Challenge »
Reply with only the number of lines that contain the string "structured".

A block of data:
+++

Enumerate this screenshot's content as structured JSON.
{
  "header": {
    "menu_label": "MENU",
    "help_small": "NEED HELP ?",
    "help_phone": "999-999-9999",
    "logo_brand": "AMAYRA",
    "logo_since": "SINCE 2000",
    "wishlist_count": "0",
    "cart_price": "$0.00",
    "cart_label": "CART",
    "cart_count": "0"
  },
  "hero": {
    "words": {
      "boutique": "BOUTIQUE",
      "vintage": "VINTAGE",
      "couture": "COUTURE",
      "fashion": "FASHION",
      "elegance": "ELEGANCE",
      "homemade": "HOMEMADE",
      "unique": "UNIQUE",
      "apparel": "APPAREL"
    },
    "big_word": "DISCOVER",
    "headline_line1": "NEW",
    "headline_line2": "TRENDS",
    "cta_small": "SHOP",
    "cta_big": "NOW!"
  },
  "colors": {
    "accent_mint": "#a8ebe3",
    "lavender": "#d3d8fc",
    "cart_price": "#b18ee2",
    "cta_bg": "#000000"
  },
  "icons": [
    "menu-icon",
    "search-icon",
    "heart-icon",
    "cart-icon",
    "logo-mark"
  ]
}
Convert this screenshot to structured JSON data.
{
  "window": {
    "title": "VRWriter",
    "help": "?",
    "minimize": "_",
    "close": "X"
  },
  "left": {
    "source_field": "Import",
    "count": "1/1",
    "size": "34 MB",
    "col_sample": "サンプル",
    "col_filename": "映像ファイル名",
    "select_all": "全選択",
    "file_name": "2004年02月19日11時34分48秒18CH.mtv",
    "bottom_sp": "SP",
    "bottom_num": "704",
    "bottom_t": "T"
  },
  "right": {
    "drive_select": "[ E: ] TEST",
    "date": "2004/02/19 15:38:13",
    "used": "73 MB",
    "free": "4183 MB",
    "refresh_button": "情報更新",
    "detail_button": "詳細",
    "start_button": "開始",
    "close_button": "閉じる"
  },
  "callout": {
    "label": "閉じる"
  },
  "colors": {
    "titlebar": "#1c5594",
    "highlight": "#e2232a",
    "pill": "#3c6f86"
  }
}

+++

Answer to the problem »
2